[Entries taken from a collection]
-- Begin --
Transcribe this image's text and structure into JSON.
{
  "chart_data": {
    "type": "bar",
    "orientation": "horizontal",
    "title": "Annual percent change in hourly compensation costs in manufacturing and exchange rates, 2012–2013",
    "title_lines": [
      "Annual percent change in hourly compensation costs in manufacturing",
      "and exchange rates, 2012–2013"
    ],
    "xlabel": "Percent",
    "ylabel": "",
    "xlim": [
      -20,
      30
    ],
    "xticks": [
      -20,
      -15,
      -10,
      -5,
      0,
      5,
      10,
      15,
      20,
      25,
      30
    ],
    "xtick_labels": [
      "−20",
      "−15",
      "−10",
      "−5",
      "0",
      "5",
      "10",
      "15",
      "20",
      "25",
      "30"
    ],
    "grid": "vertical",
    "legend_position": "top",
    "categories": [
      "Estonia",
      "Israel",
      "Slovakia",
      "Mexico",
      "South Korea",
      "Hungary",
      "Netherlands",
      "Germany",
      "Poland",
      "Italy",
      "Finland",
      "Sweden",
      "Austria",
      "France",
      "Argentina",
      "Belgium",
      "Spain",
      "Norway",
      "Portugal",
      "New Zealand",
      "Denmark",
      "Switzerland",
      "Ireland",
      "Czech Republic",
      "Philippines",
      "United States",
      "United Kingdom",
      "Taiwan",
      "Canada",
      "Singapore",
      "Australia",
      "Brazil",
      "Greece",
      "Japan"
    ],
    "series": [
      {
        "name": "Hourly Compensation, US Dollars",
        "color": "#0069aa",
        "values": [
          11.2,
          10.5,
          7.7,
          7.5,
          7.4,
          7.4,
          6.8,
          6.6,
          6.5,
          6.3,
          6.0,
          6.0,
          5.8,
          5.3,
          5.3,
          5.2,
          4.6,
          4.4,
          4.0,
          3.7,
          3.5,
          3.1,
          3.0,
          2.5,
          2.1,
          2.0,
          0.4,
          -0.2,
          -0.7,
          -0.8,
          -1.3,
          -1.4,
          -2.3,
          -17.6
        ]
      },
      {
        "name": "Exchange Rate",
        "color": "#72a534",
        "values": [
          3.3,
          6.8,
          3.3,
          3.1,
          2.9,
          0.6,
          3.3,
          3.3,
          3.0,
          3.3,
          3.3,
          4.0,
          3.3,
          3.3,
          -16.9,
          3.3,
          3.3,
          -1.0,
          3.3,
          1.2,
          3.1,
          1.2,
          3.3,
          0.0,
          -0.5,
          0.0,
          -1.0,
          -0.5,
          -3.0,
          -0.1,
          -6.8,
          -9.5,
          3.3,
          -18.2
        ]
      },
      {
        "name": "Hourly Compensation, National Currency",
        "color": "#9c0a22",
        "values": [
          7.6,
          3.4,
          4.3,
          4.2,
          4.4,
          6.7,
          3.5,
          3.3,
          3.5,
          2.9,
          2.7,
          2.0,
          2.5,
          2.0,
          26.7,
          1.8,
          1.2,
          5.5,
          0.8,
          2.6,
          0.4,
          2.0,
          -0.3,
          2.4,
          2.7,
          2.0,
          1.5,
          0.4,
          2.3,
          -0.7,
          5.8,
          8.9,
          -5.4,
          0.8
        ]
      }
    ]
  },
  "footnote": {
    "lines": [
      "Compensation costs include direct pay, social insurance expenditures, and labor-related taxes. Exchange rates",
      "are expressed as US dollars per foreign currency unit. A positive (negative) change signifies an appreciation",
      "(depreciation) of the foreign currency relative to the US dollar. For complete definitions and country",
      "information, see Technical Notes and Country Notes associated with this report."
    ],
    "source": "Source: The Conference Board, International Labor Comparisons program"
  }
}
-- End --
## Task directions
The records above should be restated word for word, please.

## Complete answer
Transcribe this image's text and structure into JSON.
{
  "chart_data": {
    "type": "bar",
    "orientation": "horizontal",
    "title": "Annual percent change in hourly compensation costs in manufacturing and exchange rates, 2012–2013",
    "title_lines": [
      "Annual percent change in hourly compensation costs in manufacturing",
      "and exchange rates, 2012–2013"
    ],
    "xlabel": "Percent",
    "ylabel": "",
    "xlim": [
      -20,
      30
    ],
    "xticks": [
      -20,
      -15,
      -10,
      -5,
      0,
      5,
      10,
      15,
      20,
      25,
      30
    ],
    "xtick_labels": [
      "−20",
      "−15",
      "−10",
      "−5",
      "0",
      "5",
      "10",
      "15",
      "20",
      "25",
      "30"
    ],
    "grid": "vertical",
    "legend_position": "top",
    "categories": [
      "Estonia",
      "Israel",
      "Slovakia",
      "Mexico",
      "South Korea",
      "Hungary",
      "Netherlands",
      "Germany",
      "Poland",
      "Italy",
      "Finland",
      "Sweden",
      "Austria",
      "France",
      "Argentina",
      "Belgium",
      "Spain",
      "Norway",
      "Portugal",
      "New Zealand",
      "Denmark",
      "Switzerland",
      "Ireland",
      "Czech Republic",
      "Philippines",
      "United States",
      "United Kingdom",
      "Taiwan",
      "Canada",
      "Singapore",
      "Australia",
      "Brazil",
      "Greece",
      "Japan"
    ],
    "series": [
      {
        "name": "Hourly Compensation, US Dollars",
        "color": "#0069aa",
        "values": [
          11.2,
          10.5,
          7.7,
          7.5,
          7.4,
          7.4,
          6.8,
          6.6,
          6.5,
          6.3,
          6.0,
          6.0,
          5.8,
          5.3,
          5.3,
          5.2,
          4.6,
          4.4,
          4.0,
          3.7,
          3.5,
          3.1,
          3.0,
          2.5,
          2.1,
          2.0,
          0.4,
          -0.2,
          -0.7,
          -0.8,
          -1.3,
          -1.4,
          -2.3,
          -17.6
        ]
      },
      {
        "name": "Exchange Rate",
        "color": "#72a534",
        "values": [
          3.3,
          6.8,
          3.3,
          3.1,
          2.9,
          0.6,
          3.3,
          3.3,
          3.0,
          3.3,
          3.3,
          4.0,
          3.3,
          3.3,
          -16.9,
          3.3,
          3.3,
          -1.0,
          3.3,
          1.2,
          3.1,
          1.2,
          3.3,
          0.0,
          -0.5,
          0.0,
          -1.0,
          -0.5,
          -3.0,
          -0.1,
          -6.8,
          -9.5,
          3.3,
          -18.2
        ]
      },
      {
        "name": "Hourly Compensation, National Currency",
        "color": "#9c0a22",
        "values": [
          7.6,
          3.4,
          4.3,
          4.2,
          4.4,
          6.7,
          3.5,
          3.3,
          3.5,
          2.9,
          2.7,
          2.0,
          2.5,
          2.0,
          26.7,
          1.8,
          1.2,
          5.5,
          0.8,
          2.6,
          0.4,
          2.0,
          -0.3,
          2.4,
          2.7,
          2.0,
          1.5,
          0.4,
          2.3,
          -0.7,
          5.8,
          8.9,
          -5.4,
          0.8
        ]
      }
    ]
  },
  "footnote": {
    "lines": [
      "Compensation costs include direct pay, social insurance expenditures, and labor-related taxes. Exchange rates",
      "are expressed as US dollars per foreign currency unit. A positive (negative) change signifies an appreciation",
      "(depreciation) of the foreign currency relative to the US dollar. For complete definitions and country",
      "information, see Technical Notes and Country Notes associated with this report."
    ],
    "source": "Source: The Conference Board, International Labor Comparisons program"
  }
}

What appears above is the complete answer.